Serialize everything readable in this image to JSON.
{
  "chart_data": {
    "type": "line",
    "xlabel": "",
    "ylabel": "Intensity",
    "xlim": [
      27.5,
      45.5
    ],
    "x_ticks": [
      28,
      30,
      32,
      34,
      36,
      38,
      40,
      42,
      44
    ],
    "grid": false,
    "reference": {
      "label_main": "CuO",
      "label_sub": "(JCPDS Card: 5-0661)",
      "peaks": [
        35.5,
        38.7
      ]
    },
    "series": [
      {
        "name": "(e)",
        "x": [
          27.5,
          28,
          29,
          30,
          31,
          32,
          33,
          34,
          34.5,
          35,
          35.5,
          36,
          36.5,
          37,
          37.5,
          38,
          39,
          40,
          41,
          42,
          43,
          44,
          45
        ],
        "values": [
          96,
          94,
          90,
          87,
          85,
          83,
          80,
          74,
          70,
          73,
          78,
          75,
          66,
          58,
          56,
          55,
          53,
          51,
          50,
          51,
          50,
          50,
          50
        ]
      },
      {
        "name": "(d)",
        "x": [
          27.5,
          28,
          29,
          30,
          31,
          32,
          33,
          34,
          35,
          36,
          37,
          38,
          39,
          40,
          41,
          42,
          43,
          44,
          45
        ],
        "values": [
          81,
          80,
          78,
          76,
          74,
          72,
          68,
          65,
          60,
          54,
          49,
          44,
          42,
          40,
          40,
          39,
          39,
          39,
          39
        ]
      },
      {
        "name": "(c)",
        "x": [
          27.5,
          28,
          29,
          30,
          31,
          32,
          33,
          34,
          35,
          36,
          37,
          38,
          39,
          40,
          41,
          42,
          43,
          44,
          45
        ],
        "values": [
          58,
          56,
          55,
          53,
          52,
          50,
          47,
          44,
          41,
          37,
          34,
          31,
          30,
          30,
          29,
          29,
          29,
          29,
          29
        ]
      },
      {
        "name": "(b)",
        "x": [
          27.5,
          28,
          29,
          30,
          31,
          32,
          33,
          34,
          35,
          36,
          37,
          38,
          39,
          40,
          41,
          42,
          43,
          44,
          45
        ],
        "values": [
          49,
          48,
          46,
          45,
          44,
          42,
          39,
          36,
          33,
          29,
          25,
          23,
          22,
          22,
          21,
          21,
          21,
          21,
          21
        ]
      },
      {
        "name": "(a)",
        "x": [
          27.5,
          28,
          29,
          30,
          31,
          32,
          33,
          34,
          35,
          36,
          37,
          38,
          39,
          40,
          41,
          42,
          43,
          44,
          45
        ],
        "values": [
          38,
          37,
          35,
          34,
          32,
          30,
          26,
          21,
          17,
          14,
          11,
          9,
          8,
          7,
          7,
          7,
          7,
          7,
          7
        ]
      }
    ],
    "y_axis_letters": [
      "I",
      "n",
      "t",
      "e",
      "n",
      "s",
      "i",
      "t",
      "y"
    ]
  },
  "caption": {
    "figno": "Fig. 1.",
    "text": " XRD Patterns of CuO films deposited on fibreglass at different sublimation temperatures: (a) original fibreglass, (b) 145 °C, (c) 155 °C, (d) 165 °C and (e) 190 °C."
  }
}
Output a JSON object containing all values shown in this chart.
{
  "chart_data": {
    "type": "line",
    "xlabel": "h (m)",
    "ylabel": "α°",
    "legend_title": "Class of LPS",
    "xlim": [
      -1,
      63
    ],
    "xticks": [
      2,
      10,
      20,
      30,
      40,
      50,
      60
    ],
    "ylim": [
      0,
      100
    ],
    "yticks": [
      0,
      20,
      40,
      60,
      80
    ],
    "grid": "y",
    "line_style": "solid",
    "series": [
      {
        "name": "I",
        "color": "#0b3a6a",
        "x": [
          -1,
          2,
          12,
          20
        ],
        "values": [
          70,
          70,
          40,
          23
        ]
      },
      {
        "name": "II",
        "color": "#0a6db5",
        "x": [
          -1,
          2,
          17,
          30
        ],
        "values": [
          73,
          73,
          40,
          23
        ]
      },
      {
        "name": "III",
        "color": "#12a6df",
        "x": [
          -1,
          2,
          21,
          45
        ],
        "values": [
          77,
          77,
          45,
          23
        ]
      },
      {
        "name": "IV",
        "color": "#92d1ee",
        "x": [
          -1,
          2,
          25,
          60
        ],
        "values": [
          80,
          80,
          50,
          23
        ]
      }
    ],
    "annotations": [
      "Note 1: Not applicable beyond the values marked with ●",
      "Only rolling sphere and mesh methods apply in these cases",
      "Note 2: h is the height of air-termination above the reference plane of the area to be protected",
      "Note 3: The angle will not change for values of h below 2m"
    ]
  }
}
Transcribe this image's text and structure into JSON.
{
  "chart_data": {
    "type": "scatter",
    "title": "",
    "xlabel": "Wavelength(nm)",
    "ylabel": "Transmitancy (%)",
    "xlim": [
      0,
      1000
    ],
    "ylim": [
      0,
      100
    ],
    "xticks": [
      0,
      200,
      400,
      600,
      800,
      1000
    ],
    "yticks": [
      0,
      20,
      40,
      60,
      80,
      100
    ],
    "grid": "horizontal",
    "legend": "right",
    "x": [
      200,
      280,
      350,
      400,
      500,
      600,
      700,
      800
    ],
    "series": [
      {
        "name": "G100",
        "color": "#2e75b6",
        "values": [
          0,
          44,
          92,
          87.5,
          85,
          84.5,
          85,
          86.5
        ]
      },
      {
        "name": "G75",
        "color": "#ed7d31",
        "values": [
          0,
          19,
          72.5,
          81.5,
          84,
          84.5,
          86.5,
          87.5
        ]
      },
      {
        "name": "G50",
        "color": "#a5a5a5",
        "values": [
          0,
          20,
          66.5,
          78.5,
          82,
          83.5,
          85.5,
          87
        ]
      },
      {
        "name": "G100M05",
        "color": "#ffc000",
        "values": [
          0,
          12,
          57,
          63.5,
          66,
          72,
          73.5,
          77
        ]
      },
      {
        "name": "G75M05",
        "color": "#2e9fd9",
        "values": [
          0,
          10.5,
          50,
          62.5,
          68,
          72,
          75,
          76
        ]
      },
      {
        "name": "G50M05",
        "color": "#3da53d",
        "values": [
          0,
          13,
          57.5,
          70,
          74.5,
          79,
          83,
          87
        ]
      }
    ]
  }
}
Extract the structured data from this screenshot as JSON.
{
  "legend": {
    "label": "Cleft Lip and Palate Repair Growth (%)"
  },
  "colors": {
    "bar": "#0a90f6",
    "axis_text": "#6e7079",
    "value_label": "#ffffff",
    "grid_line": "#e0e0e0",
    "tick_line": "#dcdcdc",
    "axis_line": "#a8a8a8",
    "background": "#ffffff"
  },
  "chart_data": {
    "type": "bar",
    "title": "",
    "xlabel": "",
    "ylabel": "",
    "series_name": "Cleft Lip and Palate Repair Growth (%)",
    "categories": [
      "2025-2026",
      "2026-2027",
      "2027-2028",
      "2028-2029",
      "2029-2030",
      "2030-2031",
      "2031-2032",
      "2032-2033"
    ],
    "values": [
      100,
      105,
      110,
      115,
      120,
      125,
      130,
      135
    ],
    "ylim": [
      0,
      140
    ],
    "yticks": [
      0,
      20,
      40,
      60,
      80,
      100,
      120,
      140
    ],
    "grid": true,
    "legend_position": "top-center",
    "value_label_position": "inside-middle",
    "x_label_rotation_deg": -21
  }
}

══════════

_What is expected_
Copy each line of the data that contains the word "Cleft".

_The output_
    "label": "Cleft Lip and Palate Repair Growth (%)"
    "series_name": "Cleft Lip and Palate Repair Growth (%)",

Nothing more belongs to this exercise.